__Goal__:
Only the pictures are omitted; repeat all other data exactly.

· · · · ·

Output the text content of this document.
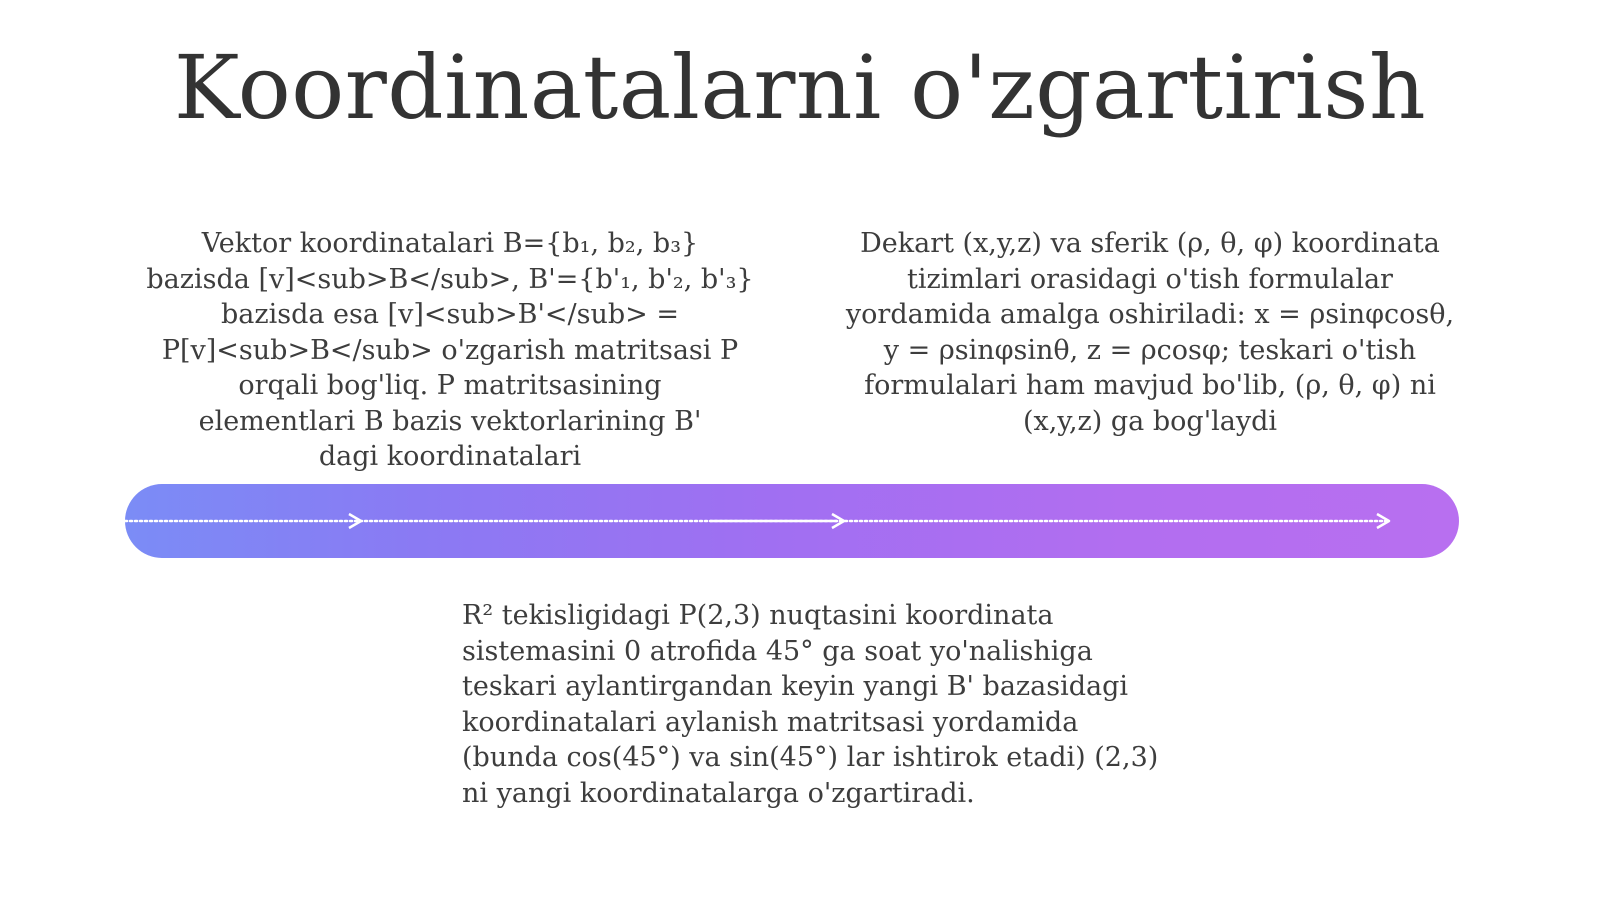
Koordinatalarni o'zgartirish
Vektor koordinatalari B={b₁, b₂, b₃}
bazisda [v]<sub>B</sub>, B'={b'₁, b'₂, b'₃}
bazisda esa [v]<sub>B'</sub> =
P[v]<sub>B</sub> o'zgarish matritsasi P
orqali bog'liq. P matritsasining
elementlari B bazis vektorlarining B'
dagi koordinatalari
Dekart (x,y,z) va sferik (ρ, θ, φ) koordinata
tizimlari orasidagi o'tish formulalar
yordamida amalga oshiriladi: x = ρsinφcosθ,
y = ρsinφsinθ, z = ρcosφ; teskari o'tish
formulalari ham mavjud bo'lib, (ρ, θ, φ) ni
(x,y,z) ga bog'laydi
R² tekisligidagi P(2,3) nuqtasini koordinata
sistemasini 0 atrofida 45° ga soat yo'nalishiga
teskari aylantirgandan keyin yangi B' bazasidagi
koordinatalari aylanish matritsasi yordamida
(bunda cos(45°) va sin(45°) lar ishtirok etadi) (2,3)
ni yangi koordinatalarga o'zgartiradi.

· · · · ·

__Output for this task__:
Output the text content of this document.
Koordinatalarni o'zgartirish
Vektor koordinatalari B={b₁, b₂, b₃}
bazisda [v]<sub>B</sub>, B'={b'₁, b'₂, b'₃}
bazisda esa [v]<sub>B'</sub> =
P[v]<sub>B</sub> o'zgarish matritsasi P
orqali bog'liq. P matritsasining
elementlari B bazis vektorlarining B'
dagi koordinatalari
Dekart (x,y,z) va sferik (ρ, θ, φ) koordinata
tizimlari orasidagi o'tish formulalar
yordamida amalga oshiriladi: x = ρsinφcosθ,
y = ρsinφsinθ, z = ρcosφ; teskari o'tish
formulalari ham mavjud bo'lib, (ρ, θ, φ) ni
(x,y,z) ga bog'laydi
R² tekisligidagi P(2,3) nuqtasini koordinata
sistemasini 0 atrofida 45° ga soat yo'nalishiga
teskari aylantirgandan keyin yangi B' bazasidagi
koordinatalari aylanish matritsasi yordamida
(bunda cos(45°) va sin(45°) lar ishtirok etadi) (2,3)
ni yangi koordinatalarga o'zgartiradi.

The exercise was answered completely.